Records from a data collection
====

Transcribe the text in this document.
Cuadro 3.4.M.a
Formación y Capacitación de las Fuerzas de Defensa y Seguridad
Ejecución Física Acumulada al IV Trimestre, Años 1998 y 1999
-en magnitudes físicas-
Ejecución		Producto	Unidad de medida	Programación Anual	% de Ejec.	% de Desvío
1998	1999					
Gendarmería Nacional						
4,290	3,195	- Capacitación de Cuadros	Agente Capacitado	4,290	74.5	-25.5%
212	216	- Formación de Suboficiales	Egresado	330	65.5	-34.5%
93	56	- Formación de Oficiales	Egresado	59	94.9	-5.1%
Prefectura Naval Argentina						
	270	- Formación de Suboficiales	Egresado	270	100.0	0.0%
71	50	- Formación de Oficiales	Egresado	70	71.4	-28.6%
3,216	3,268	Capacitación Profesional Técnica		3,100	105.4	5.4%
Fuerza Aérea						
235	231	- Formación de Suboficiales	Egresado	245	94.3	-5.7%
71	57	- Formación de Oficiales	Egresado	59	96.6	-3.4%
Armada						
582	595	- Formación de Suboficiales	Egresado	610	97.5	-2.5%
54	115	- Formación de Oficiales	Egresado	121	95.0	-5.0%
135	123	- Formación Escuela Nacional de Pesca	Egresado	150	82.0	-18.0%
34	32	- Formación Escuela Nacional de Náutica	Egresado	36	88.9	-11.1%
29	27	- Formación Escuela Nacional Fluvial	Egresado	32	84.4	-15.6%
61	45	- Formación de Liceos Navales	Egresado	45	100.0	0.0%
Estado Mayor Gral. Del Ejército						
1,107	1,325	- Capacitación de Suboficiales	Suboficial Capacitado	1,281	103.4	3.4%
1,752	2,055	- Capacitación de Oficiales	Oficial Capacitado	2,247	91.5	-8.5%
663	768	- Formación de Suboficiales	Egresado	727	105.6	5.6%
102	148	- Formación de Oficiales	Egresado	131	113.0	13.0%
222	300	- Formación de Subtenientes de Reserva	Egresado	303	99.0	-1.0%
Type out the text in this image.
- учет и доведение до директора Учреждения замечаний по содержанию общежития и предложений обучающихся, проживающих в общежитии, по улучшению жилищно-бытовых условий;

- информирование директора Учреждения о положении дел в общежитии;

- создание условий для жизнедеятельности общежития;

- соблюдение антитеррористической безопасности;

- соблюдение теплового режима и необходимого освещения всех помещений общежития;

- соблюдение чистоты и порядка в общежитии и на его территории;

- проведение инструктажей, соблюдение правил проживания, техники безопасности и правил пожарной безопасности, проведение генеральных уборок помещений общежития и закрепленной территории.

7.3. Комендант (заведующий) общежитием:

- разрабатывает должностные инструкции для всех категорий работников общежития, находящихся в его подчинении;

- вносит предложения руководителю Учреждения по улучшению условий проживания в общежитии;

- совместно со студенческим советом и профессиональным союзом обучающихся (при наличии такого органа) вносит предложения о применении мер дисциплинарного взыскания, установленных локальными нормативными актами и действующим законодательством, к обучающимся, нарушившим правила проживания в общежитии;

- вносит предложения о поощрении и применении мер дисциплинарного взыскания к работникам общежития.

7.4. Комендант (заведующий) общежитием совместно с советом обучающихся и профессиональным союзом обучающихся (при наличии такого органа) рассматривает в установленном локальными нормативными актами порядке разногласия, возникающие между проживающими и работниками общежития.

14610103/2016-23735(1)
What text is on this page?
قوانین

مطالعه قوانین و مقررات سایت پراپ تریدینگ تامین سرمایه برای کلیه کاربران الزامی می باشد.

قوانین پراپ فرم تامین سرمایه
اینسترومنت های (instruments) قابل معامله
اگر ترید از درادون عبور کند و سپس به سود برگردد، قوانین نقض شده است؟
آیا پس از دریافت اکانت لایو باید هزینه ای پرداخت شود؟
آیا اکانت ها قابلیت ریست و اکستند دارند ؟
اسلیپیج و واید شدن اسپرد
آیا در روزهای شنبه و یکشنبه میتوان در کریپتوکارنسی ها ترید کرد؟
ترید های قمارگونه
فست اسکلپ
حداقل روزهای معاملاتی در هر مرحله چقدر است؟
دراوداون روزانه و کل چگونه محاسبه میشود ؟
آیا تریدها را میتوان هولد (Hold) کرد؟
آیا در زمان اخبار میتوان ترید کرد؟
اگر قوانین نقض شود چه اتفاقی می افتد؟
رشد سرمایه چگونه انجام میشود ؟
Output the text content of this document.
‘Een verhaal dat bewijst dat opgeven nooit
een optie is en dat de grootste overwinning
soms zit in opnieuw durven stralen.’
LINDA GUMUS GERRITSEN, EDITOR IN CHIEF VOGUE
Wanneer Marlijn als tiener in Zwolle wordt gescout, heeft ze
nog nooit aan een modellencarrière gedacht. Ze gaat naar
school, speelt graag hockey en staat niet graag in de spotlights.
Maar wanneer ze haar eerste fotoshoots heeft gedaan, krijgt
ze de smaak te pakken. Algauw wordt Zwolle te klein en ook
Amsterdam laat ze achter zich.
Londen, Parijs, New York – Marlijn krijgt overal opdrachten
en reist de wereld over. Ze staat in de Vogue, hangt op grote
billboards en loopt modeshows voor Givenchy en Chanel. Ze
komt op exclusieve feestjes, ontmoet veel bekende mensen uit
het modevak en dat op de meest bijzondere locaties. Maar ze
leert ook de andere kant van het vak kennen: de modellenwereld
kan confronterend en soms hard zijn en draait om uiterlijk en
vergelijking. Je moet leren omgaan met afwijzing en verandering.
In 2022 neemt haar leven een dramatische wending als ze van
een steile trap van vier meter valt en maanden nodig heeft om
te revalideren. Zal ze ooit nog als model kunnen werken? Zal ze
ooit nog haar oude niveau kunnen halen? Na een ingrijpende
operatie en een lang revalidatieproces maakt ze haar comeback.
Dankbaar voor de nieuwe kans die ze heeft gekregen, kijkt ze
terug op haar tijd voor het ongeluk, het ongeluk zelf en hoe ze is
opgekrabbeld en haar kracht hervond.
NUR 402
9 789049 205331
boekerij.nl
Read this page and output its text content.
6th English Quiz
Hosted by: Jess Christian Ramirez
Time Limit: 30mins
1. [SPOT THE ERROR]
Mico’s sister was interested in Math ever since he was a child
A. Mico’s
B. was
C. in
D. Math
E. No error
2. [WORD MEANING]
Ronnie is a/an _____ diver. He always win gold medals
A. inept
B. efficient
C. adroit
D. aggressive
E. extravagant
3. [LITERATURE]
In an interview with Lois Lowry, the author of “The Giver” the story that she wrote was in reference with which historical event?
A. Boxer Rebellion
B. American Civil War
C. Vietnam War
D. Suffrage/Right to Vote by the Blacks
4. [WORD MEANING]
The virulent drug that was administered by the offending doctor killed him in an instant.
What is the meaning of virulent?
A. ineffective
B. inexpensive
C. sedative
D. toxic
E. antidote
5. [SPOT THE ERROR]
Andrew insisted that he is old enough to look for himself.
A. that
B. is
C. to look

====

_GOAL_. Copy out each line exactly as written.

_ANSWER TO THIS PROBLEM_.
Transcribe the text in this document.
Cuadro 3.4.M.a
Formación y Capacitación de las Fuerzas de Defensa y Seguridad
Ejecución Física Acumulada al IV Trimestre, Años 1998 y 1999
-en magnitudes físicas-
Ejecución		Producto	Unidad de medida	Programación Anual	% de Ejec.	% de Desvío
1998	1999					
Gendarmería Nacional						
4,290	3,195	- Capacitación de Cuadros	Agente Capacitado	4,290	74.5	-25.5%
212	216	- Formación de Suboficiales	Egresado	330	65.5	-34.5%
93	56	- Formación de Oficiales	Egresado	59	94.9	-5.1%
Prefectura Naval Argentina						
	270	- Formación de Suboficiales	Egresado	270	100.0	0.0%
71	50	- Formación de Oficiales	Egresado	70	71.4	-28.6%
3,216	3,268	Capacitación Profesional Técnica		3,100	105.4	5.4%
Fuerza Aérea						
235	231	- Formación de Suboficiales	Egresado	245	94.3	-5.7%
71	57	- Formación de Oficiales	Egresado	59	96.6	-3.4%
Armada						
582	595	- Formación de Suboficiales	Egresado	610	97.5	-2.5%
54	115	- Formación de Oficiales	Egresado	121	95.0	-5.0%
135	123	- Formación Escuela Nacional de Pesca	Egresado	150	82.0	-18.0%
34	32	- Formación Escuela Nacional de Náutica	Egresado	36	88.9	-11.1%
29	27	- Formación Escuela Nacional Fluvial	Egresado	32	84.4	-15.6%
61	45	- Formación de Liceos Navales	Egresado	45	100.0	0.0%
Estado Mayor Gral. Del Ejército						
1,107	1,325	- Capacitación de Suboficiales	Suboficial Capacitado	1,281	103.4	3.4%
1,752	2,055	- Capacitación de Oficiales	Oficial Capacitado	2,247	91.5	-8.5%
663	768	- Formación de Suboficiales	Egresado	727	105.6	5.6%
102	148	- Formación de Oficiales	Egresado	131	113.0	13.0%
222	300	- Formación de Subtenientes de Reserva	Egresado	303	99.0	-1.0%
Type out the text in this image.
- учет и доведение до директора Учреждения замечаний по содержанию общежития и предложений обучающихся, проживающих в общежитии, по улучшению жилищно-бытовых условий;

- информирование директора Учреждения о положении дел в общежитии;

- создание условий для жизнедеятельности общежития;

- соблюдение антитеррористической безопасности;

- соблюдение теплового режима и необходимого освещения всех помещений общежития;

- соблюдение чистоты и порядка в общежитии и на его территории;

- проведение инструктажей, соблюдение правил проживания, техники безопасности и правил пожарной безопасности, проведение генеральных уборок помещений общежития и закрепленной территории.

7.3. Комендант (заведующий) общежитием:

- разрабатывает должностные инструкции для всех категорий работников общежития, находящихся в его подчинении;

- вносит предложения руководителю Учреждения по улучшению условий проживания в общежитии;

- совместно со студенческим советом и профессиональным союзом обучающихся (при наличии такого органа) вносит предложения о применении мер дисциплинарного взыскания, установленных локальными нормативными актами и действующим законодательством, к обучающимся, нарушившим правила проживания в общежитии;

- вносит предложения о поощрении и применении мер дисциплинарного взыскания к работникам общежития.

7.4. Комендант (заведующий) общежитием совместно с советом обучающихся и профессиональным союзом обучающихся (при наличии такого органа) рассматривает в установленном локальными нормативными актами порядке разногласия, возникающие между проживающими и работниками общежития.

14610103/2016-23735(1)
What text is on this page?
قوانین

مطالعه قوانین و مقررات سایت پراپ تریدینگ تامین سرمایه برای کلیه کاربران الزامی می باشد.

قوانین پراپ فرم تامین سرمایه
اینسترومنت های (instruments) قابل معامله
اگر ترید از درادون عبور کند و سپس به سود برگردد، قوانین نقض شده است؟
آیا پس از دریافت اکانت لایو باید هزینه ای پرداخت شود؟
آیا اکانت ها قابلیت ریست و اکستند دارند ؟
اسلیپیج و واید شدن اسپرد
آیا در روزهای شنبه و یکشنبه میتوان در کریپتوکارنسی ها ترید کرد؟
ترید های قمارگونه
فست اسکلپ
حداقل روزهای معاملاتی در هر مرحله چقدر است؟
دراوداون روزانه و کل چگونه محاسبه میشود ؟
آیا تریدها را میتوان هولد (Hold) کرد؟
آیا در زمان اخبار میتوان ترید کرد؟
اگر قوانین نقض شود چه اتفاقی می افتد؟
رشد سرمایه چگونه انجام میشود ؟
Output the text content of this document.
‘Een verhaal dat bewijst dat opgeven nooit
een optie is en dat de grootste overwinning
soms zit in opnieuw durven stralen.’
LINDA GUMUS GERRITSEN, EDITOR IN CHIEF VOGUE
Wanneer Marlijn als tiener in Zwolle wordt gescout, heeft ze
nog nooit aan een modellencarrière gedacht. Ze gaat naar
school, speelt graag hockey en staat niet graag in de spotlights.
Maar wanneer ze haar eerste fotoshoots heeft gedaan, krijgt
ze de smaak te pakken. Algauw wordt Zwolle te klein en ook
Amsterdam laat ze achter zich.
Londen, Parijs, New York – Marlijn krijgt overal opdrachten
en reist de wereld over. Ze staat in de Vogue, hangt op grote
billboards en loopt modeshows voor Givenchy en Chanel. Ze
komt op exclusieve feestjes, ontmoet veel bekende mensen uit
het modevak en dat op de meest bijzondere locaties. Maar ze
leert ook de andere kant van het vak kennen: de modellenwereld
kan confronterend en soms hard zijn en draait om uiterlijk en
vergelijking. Je moet leren omgaan met afwijzing en verandering.
In 2022 neemt haar leven een dramatische wending als ze van
een steile trap van vier meter valt en maanden nodig heeft om
te revalideren. Zal ze ooit nog als model kunnen werken? Zal ze
ooit nog haar oude niveau kunnen halen? Na een ingrijpende
operatie en een lang revalidatieproces maakt ze haar comeback.
Dankbaar voor de nieuwe kans die ze heeft gekregen, kijkt ze
terug op haar tijd voor het ongeluk, het ongeluk zelf en hoe ze is
opgekrabbeld en haar kracht hervond.
NUR 402
9 789049 205331
boekerij.nl
Read this page and output its text content.
6th English Quiz
Hosted by: Jess Christian Ramirez
Time Limit: 30mins
1. [SPOT THE ERROR]
Mico’s sister was interested in Math ever since he was a child
A. Mico’s
B. was
C. in
D. Math
E. No error
2. [WORD MEANING]
Ronnie is a/an _____ diver. He always win gold medals
A. inept
B. efficient
C. adroit
D. aggressive
E. extravagant
3. [LITERATURE]
In an interview with Lois Lowry, the author of “The Giver” the story that she wrote was in reference with which historical event?
A. Boxer Rebellion
B. American Civil War
C. Vietnam War
D. Suffrage/Right to Vote by the Blacks
4. [WORD MEANING]
The virulent drug that was administered by the offending doctor killed him in an instant.
What is the meaning of virulent?
A. ineffective
B. inexpensive
C. sedative
D. toxic
E. antidote
5. [SPOT THE ERROR]
Andrew insisted that he is old enough to look for himself.
A. that
B. is
C. to look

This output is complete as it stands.